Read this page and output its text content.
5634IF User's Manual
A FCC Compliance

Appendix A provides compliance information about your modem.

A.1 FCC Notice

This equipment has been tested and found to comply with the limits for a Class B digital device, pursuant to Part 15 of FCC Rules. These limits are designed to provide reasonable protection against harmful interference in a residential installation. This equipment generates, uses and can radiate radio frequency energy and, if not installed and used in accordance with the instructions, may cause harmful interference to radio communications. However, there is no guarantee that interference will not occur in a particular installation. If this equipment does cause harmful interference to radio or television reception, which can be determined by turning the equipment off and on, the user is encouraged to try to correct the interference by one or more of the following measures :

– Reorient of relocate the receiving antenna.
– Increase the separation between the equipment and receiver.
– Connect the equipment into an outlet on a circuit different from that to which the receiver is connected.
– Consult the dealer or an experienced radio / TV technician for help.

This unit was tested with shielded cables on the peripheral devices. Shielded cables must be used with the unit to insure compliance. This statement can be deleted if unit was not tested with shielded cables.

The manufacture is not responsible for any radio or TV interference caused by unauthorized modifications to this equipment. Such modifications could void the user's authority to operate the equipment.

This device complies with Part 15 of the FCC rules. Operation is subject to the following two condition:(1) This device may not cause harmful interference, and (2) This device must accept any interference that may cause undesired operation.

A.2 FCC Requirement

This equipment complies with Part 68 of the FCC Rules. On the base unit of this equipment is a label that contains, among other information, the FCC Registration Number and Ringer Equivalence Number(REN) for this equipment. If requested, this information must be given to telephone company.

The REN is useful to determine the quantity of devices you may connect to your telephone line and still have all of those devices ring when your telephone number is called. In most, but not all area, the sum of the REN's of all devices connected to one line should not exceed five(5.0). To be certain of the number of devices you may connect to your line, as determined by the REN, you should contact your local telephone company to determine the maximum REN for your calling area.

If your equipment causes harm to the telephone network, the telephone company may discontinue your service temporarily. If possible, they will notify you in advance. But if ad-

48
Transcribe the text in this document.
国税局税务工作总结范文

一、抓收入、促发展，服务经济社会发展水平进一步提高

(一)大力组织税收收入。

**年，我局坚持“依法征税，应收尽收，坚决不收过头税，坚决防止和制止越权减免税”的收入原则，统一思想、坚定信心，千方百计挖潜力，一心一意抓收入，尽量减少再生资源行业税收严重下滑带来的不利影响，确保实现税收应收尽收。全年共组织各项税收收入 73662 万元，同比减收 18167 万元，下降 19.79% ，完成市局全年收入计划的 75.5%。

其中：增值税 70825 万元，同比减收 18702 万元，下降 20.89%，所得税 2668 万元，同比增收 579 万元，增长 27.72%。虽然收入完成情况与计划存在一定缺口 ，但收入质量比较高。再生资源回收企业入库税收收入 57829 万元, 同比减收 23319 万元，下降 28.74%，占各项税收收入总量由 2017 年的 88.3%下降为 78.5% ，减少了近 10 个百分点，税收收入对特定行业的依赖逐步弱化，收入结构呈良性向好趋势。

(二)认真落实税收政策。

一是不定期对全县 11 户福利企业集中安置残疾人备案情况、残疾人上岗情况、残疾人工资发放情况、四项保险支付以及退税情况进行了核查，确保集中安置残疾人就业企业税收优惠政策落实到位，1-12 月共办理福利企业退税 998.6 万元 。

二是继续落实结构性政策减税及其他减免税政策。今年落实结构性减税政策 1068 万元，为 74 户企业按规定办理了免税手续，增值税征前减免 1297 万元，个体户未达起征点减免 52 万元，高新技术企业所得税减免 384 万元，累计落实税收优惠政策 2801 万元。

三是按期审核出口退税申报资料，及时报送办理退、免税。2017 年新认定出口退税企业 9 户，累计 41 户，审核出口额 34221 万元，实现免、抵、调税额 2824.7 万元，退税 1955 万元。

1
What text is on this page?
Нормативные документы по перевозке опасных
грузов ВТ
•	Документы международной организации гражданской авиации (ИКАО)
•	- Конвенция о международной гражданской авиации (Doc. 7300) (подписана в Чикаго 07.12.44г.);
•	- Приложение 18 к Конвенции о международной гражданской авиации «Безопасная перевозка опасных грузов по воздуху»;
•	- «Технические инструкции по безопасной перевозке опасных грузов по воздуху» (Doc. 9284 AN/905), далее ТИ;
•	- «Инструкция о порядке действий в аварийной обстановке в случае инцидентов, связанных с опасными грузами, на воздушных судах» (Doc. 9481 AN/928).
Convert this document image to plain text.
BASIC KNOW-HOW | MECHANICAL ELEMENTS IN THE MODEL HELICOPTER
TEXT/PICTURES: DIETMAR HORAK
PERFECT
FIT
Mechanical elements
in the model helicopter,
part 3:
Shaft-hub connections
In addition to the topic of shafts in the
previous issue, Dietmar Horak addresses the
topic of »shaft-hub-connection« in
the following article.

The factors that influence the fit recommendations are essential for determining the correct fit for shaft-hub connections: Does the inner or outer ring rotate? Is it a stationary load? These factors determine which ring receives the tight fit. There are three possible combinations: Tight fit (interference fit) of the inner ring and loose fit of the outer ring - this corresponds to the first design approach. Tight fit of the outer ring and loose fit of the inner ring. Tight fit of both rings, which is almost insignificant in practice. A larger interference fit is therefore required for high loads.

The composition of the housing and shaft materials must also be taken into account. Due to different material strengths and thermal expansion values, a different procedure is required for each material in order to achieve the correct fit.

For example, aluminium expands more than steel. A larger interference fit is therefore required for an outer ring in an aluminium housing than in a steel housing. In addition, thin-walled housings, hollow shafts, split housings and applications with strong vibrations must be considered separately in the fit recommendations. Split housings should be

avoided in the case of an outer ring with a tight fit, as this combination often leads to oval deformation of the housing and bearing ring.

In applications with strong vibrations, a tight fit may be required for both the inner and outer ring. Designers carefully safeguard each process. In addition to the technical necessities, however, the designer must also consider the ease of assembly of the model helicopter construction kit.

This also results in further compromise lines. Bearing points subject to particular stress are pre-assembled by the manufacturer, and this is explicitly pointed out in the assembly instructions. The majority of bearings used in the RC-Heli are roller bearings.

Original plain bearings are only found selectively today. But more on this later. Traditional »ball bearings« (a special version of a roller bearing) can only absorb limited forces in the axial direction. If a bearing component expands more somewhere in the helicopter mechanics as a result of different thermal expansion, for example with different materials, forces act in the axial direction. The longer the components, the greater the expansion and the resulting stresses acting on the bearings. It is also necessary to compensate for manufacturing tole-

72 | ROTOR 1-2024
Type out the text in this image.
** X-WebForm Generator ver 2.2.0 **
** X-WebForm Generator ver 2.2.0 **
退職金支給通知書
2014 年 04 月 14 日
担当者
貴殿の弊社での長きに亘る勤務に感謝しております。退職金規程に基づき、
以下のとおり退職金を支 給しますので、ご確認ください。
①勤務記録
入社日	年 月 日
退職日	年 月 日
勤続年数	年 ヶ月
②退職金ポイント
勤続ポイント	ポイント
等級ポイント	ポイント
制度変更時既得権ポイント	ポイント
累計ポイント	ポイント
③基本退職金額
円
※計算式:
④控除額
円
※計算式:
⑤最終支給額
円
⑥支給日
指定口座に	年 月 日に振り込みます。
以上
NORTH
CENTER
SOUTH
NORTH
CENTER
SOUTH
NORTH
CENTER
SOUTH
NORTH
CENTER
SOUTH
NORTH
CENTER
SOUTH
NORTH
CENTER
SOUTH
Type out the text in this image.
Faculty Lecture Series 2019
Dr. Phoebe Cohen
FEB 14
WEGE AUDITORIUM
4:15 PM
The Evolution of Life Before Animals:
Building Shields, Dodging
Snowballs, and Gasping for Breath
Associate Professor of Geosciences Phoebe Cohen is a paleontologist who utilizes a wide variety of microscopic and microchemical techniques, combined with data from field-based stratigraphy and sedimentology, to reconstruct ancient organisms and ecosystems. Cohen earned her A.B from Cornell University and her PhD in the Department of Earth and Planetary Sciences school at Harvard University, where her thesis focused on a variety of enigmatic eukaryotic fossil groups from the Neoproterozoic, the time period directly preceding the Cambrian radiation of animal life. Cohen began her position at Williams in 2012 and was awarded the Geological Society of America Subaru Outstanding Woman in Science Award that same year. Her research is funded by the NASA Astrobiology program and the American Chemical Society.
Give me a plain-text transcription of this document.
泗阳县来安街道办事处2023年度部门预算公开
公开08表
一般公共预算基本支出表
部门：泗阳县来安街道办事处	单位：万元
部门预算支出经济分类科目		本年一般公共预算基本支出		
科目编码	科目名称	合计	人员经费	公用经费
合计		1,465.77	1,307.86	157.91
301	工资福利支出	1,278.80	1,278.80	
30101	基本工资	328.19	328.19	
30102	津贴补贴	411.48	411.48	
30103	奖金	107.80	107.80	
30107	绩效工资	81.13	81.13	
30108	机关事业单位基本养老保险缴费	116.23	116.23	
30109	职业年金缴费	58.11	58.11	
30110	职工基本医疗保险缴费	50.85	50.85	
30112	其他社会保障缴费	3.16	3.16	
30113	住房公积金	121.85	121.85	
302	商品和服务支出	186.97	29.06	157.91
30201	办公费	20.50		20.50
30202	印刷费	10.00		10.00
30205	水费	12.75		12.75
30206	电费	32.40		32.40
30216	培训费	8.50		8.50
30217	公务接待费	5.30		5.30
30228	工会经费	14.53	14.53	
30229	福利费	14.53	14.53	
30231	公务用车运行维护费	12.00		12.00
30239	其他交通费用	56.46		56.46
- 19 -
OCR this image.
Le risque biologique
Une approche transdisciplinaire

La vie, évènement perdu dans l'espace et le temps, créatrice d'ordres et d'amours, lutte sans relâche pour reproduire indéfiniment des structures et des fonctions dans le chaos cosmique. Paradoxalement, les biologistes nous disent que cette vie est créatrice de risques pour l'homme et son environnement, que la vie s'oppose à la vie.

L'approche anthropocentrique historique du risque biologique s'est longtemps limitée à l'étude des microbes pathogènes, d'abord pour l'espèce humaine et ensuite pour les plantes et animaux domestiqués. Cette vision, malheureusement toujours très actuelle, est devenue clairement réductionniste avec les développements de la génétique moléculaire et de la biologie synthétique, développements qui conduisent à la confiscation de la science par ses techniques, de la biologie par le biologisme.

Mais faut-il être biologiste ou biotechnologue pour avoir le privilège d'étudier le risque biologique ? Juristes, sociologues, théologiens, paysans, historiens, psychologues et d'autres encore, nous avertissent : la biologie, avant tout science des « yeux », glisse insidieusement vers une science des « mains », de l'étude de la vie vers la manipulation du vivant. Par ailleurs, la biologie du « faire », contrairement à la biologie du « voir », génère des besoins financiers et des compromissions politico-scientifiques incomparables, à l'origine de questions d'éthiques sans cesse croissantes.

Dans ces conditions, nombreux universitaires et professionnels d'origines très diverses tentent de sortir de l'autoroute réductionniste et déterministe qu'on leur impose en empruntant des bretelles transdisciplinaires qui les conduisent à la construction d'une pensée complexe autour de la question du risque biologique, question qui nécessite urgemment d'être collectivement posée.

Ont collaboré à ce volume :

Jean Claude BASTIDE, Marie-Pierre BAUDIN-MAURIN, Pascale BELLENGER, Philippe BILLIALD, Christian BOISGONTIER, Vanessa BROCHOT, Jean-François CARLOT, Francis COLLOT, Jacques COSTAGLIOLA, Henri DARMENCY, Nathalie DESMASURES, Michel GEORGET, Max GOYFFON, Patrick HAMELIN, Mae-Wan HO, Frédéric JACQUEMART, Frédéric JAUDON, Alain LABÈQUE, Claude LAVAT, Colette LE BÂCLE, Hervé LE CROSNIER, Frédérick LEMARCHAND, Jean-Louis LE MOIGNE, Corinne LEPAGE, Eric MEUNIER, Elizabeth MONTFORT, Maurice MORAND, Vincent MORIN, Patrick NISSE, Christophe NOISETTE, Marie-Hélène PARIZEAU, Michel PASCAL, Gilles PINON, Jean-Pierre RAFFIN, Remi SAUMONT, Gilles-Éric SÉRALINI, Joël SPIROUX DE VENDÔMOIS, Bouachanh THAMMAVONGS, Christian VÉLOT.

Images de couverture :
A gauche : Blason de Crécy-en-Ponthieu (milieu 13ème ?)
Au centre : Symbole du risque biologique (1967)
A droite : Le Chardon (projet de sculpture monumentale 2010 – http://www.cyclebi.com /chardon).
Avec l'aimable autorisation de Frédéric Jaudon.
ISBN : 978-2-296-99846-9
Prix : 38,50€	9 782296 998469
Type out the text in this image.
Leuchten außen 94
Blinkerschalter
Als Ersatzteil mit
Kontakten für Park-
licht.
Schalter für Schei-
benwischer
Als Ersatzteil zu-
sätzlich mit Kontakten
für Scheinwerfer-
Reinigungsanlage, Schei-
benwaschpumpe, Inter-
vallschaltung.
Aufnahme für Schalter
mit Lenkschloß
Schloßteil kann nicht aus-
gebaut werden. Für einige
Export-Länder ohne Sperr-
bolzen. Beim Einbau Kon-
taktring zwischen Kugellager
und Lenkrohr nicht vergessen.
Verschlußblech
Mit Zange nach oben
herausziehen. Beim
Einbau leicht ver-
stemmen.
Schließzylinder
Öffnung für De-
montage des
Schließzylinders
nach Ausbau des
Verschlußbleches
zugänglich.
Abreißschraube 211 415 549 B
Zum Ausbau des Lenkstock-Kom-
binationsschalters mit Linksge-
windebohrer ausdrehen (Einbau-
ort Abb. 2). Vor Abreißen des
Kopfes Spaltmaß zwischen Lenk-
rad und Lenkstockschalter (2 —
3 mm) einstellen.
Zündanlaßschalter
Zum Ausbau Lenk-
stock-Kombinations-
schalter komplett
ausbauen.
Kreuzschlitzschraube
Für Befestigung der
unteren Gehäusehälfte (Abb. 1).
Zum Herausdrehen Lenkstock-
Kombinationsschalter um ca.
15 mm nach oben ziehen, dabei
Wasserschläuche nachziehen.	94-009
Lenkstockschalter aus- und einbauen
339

◆ ◆ ◆ ◆ ◆ ◆ ◆

- [YOUR INSTRUCTIONS]: Going through the entries above, report how many lines include the string "housing". The number alone is the answer.

- [TASK SOLUTION]: 3